* _EXERCISE A_
In the records, switch "interactable" to "clickable" in the lines from the one with "search-chats-box[interactable] bbox=[12, 58, 248, 94]" up to and including the one with "send-button[interactable] bbox=[1177, 682, 1209, 714]". Return only those lines, with everything else left the same.

It is also rather unremarkable as an entertainment destination, boasting no cinemas, ski slopes or bars. Unlike Ibn Battuta (the self-proclaimed ‘largest themed shopping mall in the world’) it is an odd blend of quite incongruous styles.
And bearing in mind that in Dubai an ‘era’ is about five years, it can actually claim to have a foot in two distinct time periods.
But there is a lot about the BurJuman that simply works. The first, and most obvious, is the human scale of the overall space, and the spaces within it. It is on a manageable scale, so it allows you to have an easy location reference in your mind as you walk around.
The old section, which (delightfully) they didn’t make any effort to change when they added the extension a few years ago, has a nostalgic feel.
It harks back to a more sensibly-proportioned and more sedate Dubai, before we started suffering from Guinness-itus and believing that if it wasn’t in the record books, it wasn’t worth building.

* _EXERCISE B_
Pick up the passage about the BurJuman mall in Dubai and keep writing from where it stops.

* _MATERIAL FOR THE TASK_
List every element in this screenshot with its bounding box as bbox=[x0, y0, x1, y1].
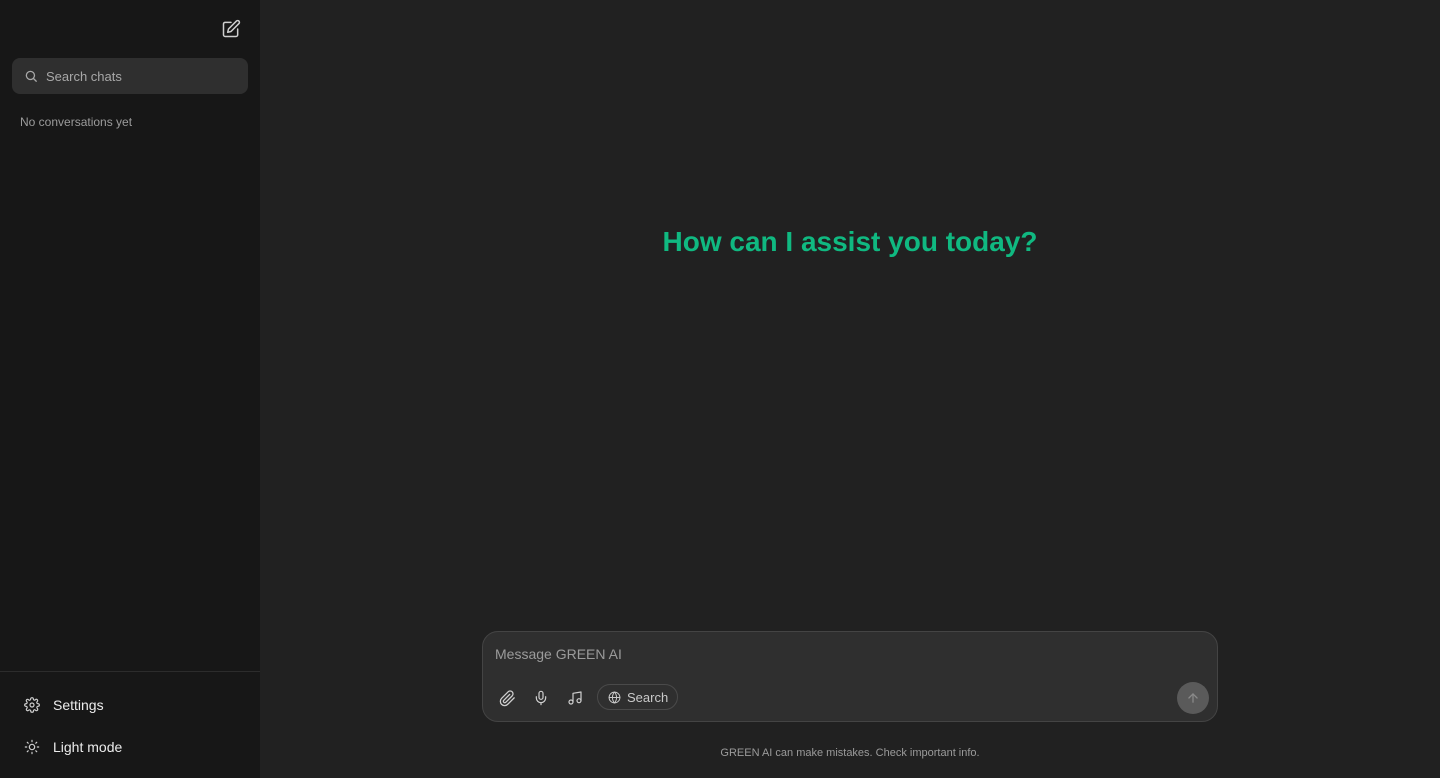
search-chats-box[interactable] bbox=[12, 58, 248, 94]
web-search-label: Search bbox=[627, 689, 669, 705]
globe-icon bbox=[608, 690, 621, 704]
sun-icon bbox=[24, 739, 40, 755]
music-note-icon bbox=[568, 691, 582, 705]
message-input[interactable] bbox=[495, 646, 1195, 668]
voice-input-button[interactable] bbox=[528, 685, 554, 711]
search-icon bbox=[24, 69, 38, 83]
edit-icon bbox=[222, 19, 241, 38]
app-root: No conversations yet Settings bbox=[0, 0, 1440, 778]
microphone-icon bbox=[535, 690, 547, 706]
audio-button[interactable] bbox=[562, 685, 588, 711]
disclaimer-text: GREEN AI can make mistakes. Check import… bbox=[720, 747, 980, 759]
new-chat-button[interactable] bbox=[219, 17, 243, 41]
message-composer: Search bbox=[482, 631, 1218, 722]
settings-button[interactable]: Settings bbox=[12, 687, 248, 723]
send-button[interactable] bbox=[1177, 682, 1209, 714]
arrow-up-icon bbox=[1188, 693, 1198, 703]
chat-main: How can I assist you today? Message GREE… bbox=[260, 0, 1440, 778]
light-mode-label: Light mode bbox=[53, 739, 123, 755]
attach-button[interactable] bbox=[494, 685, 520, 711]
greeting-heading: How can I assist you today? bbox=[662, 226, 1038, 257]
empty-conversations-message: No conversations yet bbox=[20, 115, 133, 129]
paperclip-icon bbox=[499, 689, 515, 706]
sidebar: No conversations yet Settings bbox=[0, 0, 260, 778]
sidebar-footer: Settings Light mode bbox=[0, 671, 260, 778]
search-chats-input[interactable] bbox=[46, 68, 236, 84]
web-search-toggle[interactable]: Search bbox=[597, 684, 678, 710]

* _WRITTEN RESPONSE A_
search-chats-box[clickable] bbox=[12, 58, 248, 94]
web-search-label: Search bbox=[627, 689, 669, 705]
globe-icon bbox=[608, 690, 621, 704]
sun-icon bbox=[24, 739, 40, 755]
music-note-icon bbox=[568, 691, 582, 705]
message-input[clickable] bbox=[495, 646, 1195, 668]
voice-input-button[clickable] bbox=[528, 685, 554, 711]
search-icon bbox=[24, 69, 38, 83]
edit-icon bbox=[222, 19, 241, 38]
app-root: No conversations yet Settings bbox=[0, 0, 1440, 778]
microphone-icon bbox=[535, 690, 547, 706]
audio-button[clickable] bbox=[562, 685, 588, 711]
disclaimer-text: GREEN AI can make mistakes. Check import… bbox=[720, 747, 980, 759]
new-chat-button[clickable] bbox=[219, 17, 243, 41]
message-composer: Search bbox=[482, 631, 1218, 722]
settings-button[clickable]: Settings bbox=[12, 687, 248, 723]
send-button[clickable] bbox=[1177, 682, 1209, 714]

* _WRITTEN RESPONSE B_
The BurJuman’s layout, however, is conveniently linear, so you always retain a sense of where you are. After all, it is
a lot easier to gauge how far you are along something, than where you might be inside it. But what makes it all so user-friendly is the fact that there is, quite literally, a high end and a low end.
And this translates geographically to the level of retail outlet. Cartier, Saks, and Shanghai Tang are at one end, and Hallmark and the Watch-House are at the other. How refreshingly simple! And how civilised that the BurJuman offers both.